Challenge: Answer with nothing except the number of lines that contain the word "tout".

[Saved data entries]
───

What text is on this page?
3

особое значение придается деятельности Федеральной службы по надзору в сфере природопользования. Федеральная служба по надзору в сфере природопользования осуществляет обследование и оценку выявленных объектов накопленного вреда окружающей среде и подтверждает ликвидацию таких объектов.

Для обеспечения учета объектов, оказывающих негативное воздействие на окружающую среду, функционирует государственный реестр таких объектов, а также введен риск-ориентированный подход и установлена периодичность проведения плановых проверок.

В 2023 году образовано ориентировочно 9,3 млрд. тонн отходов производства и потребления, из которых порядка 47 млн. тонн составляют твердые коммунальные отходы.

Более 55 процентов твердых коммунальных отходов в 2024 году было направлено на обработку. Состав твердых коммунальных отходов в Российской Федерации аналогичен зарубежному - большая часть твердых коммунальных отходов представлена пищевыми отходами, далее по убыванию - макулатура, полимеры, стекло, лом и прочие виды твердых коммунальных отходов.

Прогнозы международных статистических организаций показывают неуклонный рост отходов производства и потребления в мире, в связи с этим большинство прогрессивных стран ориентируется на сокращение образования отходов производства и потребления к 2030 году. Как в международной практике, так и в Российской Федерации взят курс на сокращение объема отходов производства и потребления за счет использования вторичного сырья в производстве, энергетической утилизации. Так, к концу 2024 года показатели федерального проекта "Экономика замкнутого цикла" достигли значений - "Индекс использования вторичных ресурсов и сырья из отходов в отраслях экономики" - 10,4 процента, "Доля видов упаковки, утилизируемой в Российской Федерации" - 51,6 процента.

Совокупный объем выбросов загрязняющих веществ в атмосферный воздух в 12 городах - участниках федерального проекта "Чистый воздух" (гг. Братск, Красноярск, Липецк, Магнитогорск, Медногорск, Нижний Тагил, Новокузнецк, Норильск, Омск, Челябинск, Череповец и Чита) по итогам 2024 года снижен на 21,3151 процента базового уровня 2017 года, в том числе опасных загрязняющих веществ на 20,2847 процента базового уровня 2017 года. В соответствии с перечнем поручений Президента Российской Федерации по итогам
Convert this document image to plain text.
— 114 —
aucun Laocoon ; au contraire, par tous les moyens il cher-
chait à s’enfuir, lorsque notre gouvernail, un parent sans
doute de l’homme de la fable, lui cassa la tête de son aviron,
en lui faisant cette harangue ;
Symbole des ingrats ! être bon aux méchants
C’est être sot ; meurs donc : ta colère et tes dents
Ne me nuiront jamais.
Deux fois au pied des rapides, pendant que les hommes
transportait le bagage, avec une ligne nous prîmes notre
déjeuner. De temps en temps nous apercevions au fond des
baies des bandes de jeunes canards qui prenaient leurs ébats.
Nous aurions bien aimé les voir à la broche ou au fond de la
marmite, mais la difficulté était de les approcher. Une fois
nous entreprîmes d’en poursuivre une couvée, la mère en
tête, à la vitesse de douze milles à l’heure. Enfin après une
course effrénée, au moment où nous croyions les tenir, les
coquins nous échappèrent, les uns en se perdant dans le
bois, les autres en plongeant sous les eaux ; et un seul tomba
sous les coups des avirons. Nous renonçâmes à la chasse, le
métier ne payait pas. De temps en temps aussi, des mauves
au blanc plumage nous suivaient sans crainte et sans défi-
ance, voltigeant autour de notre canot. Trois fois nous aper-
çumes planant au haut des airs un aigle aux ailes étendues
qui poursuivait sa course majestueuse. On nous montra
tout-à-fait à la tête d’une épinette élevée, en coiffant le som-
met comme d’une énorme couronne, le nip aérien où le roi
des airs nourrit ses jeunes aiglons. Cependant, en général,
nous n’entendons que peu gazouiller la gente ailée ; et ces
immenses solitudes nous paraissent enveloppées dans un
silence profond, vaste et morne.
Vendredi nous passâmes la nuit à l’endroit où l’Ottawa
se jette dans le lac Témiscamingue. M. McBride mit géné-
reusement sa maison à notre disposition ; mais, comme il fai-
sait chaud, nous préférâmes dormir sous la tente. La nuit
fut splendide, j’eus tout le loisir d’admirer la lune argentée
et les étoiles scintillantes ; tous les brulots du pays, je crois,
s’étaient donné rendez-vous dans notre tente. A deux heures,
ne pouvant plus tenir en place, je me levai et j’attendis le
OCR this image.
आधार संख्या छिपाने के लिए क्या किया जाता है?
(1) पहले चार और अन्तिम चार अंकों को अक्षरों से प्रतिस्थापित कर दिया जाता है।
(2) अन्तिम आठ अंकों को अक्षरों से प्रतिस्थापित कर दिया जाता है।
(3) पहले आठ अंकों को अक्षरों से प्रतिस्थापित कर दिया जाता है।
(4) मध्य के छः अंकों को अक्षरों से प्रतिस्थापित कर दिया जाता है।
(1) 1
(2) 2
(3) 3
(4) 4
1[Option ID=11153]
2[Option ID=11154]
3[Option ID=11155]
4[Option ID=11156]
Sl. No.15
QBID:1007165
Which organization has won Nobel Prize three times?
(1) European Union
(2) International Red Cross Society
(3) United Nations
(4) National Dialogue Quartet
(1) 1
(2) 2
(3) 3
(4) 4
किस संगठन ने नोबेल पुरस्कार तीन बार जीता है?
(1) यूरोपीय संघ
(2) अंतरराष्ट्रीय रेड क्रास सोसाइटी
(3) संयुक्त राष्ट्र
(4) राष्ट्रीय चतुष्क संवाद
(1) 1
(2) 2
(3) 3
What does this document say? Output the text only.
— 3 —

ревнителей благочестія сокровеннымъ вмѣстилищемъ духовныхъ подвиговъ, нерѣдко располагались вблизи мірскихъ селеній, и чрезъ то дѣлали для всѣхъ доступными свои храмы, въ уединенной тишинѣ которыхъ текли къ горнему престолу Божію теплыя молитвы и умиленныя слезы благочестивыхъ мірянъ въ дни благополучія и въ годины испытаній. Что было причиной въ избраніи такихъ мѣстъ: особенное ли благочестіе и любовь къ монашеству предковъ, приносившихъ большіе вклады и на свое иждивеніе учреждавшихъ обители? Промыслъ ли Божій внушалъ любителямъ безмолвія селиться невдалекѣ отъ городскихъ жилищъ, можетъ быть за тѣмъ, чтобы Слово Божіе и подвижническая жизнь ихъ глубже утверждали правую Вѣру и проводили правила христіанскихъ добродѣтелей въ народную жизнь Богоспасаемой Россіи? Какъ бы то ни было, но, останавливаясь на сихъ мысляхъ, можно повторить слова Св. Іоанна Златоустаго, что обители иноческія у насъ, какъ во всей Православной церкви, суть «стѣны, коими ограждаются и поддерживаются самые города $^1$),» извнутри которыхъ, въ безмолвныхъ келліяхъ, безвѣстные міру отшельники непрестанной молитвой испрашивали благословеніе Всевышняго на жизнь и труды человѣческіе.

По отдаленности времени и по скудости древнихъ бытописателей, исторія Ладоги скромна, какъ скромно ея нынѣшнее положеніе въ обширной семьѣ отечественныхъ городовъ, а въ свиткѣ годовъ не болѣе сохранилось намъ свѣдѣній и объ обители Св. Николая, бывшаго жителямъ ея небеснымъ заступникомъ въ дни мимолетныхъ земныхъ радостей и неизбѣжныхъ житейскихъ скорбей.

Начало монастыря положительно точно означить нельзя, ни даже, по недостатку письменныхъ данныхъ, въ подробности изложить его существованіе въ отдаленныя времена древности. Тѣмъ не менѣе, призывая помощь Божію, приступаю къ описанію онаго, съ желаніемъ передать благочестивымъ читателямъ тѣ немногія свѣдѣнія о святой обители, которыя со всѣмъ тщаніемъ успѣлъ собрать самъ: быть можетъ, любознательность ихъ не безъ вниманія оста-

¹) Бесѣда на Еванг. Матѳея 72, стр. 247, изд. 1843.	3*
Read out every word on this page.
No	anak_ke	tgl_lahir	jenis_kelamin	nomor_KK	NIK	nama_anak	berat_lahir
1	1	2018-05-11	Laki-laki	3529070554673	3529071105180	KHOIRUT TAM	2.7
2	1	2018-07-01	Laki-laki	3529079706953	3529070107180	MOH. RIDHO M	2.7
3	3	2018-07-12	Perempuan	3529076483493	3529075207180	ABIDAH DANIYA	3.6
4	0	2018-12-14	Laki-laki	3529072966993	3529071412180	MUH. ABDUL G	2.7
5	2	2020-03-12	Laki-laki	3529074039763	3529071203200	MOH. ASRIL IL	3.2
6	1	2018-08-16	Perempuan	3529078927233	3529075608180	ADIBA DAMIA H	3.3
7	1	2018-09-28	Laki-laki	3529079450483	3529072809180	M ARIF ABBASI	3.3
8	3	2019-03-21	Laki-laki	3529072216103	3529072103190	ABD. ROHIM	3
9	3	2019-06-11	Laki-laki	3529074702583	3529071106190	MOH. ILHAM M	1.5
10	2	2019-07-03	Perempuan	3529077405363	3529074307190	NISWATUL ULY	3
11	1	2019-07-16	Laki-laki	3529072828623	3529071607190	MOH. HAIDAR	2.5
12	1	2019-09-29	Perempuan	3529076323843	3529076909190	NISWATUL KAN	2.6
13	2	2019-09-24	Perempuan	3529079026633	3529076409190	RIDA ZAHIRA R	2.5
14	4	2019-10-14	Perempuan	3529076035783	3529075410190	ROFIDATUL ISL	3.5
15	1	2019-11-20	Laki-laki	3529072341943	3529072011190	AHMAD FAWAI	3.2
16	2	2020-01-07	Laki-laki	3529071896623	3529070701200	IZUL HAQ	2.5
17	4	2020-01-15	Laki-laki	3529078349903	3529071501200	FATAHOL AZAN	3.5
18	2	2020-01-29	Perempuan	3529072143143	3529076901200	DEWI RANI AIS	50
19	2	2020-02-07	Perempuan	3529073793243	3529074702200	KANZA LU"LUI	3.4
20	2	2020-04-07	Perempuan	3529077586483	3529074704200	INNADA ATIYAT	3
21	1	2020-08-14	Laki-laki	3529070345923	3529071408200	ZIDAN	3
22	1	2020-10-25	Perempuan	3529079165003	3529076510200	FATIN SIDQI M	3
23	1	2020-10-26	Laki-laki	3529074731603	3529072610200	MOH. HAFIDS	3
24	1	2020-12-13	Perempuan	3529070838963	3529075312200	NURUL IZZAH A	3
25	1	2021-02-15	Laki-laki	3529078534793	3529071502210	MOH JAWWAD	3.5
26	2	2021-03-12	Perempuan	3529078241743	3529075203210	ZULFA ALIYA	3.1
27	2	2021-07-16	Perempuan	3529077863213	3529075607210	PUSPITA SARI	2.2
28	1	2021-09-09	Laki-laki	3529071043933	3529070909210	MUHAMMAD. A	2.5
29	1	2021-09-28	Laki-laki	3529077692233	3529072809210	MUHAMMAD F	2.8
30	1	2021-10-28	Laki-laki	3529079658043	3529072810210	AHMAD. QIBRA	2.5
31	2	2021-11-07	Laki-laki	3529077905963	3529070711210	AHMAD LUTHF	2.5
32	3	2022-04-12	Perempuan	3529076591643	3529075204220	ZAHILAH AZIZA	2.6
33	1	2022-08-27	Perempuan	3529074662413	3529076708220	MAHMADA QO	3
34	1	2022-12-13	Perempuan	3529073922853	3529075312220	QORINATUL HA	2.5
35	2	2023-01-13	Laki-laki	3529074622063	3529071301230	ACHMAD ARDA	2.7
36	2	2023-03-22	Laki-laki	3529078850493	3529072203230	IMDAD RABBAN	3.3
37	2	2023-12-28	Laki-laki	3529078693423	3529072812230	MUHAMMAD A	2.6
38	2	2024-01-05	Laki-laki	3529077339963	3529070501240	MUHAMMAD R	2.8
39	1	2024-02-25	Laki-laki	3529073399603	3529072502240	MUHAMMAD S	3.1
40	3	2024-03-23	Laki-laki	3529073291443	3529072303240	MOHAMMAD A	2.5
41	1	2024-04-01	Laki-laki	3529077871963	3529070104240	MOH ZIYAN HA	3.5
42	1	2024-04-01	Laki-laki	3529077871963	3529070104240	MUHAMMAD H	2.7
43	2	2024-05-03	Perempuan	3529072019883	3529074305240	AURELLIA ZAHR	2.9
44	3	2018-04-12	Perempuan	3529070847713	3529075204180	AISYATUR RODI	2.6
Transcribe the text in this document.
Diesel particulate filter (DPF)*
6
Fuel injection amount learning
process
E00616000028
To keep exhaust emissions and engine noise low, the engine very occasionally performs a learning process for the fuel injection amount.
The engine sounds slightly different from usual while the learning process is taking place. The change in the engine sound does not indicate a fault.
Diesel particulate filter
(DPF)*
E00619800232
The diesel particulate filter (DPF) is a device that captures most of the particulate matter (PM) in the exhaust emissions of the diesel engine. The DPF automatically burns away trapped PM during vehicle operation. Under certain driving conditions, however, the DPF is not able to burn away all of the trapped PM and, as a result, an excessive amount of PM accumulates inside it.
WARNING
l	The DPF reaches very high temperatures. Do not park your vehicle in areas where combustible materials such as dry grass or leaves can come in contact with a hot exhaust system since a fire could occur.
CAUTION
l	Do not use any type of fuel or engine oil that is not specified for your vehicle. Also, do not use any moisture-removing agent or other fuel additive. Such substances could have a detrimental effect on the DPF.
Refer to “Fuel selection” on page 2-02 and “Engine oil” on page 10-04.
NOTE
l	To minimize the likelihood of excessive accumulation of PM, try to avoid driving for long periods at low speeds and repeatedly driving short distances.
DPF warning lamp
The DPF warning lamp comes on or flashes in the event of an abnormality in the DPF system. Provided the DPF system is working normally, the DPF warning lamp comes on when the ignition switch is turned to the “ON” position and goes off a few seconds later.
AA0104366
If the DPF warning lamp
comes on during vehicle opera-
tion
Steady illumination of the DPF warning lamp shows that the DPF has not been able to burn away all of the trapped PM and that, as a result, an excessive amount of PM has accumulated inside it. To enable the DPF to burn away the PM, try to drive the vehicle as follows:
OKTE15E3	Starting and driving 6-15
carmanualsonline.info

───

The result: 2